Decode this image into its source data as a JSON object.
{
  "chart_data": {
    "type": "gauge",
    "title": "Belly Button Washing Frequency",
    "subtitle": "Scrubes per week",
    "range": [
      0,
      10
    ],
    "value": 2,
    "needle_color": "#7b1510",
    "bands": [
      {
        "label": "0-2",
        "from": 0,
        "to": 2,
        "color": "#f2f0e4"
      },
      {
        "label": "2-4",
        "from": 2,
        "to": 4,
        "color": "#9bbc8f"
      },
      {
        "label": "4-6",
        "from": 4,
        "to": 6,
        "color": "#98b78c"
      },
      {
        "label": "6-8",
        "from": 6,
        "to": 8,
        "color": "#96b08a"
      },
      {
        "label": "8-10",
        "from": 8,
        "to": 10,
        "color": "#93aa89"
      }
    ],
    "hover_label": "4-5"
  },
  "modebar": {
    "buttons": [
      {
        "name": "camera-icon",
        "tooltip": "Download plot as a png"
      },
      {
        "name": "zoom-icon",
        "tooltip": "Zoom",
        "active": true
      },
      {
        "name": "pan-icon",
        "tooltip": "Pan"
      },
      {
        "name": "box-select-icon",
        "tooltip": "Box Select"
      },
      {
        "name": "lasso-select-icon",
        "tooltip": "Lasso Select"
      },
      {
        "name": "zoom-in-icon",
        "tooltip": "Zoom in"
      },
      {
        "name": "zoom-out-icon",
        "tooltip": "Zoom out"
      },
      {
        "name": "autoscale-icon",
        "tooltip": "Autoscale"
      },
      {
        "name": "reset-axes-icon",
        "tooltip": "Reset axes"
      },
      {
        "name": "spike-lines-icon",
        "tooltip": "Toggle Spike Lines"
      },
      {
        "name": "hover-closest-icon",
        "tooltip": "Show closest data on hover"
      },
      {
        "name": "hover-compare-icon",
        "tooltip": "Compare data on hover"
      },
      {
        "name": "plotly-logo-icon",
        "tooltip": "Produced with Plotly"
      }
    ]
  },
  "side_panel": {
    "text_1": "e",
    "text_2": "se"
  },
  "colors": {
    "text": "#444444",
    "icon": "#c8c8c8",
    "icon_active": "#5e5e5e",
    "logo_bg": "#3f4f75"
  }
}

....................

DIRECTION> Go through the records above and set each one down exactly, please.

CORRECT ANSWER>
Decode this image into its source data as a JSON object.
{
  "chart_data": {
    "type": "gauge",
    "title": "Belly Button Washing Frequency",
    "subtitle": "Scrubes per week",
    "range": [
      0,
      10
    ],
    "value": 2,
    "needle_color": "#7b1510",
    "bands": [
      {
        "label": "0-2",
        "from": 0,
        "to": 2,
        "color": "#f2f0e4"
      },
      {
        "label": "2-4",
        "from": 2,
        "to": 4,
        "color": "#9bbc8f"
      },
      {
        "label": "4-6",
        "from": 4,
        "to": 6,
        "color": "#98b78c"
      },
      {
        "label": "6-8",
        "from": 6,
        "to": 8,
        "color": "#96b08a"
      },
      {
        "label": "8-10",
        "from": 8,
        "to": 10,
        "color": "#93aa89"
      }
    ],
    "hover_label": "4-5"
  },
  "modebar": {
    "buttons": [
      {
        "name": "camera-icon",
        "tooltip": "Download plot as a png"
      },
      {
        "name": "zoom-icon",
        "tooltip": "Zoom",
        "active": true
      },
      {
        "name": "pan-icon",
        "tooltip": "Pan"
      },
      {
        "name": "box-select-icon",
        "tooltip": "Box Select"
      },
      {
        "name": "lasso-select-icon",
        "tooltip": "Lasso Select"
      },
      {
        "name": "zoom-in-icon",
        "tooltip": "Zoom in"
      },
      {
        "name": "zoom-out-icon",
        "tooltip": "Zoom out"
      },
      {
        "name": "autoscale-icon",
        "tooltip": "Autoscale"
      },
      {
        "name": "reset-axes-icon",
        "tooltip": "Reset axes"
      },
      {
        "name": "spike-lines-icon",
        "tooltip": "Toggle Spike Lines"
      },
      {
        "name": "hover-closest-icon",
        "tooltip": "Show closest data on hover"
      },
      {
        "name": "hover-compare-icon",
        "tooltip": "Compare data on hover"
      },
      {
        "name": "plotly-logo-icon",
        "tooltip": "Produced with Plotly"
      }
    ]
  },
  "side_panel": {
    "text_1": "e",
    "text_2": "se"
  },
  "colors": {
    "text": "#444444",
    "icon": "#c8c8c8",
    "icon_active": "#5e5e5e",
    "logo_bg": "#3f4f75"
  }
}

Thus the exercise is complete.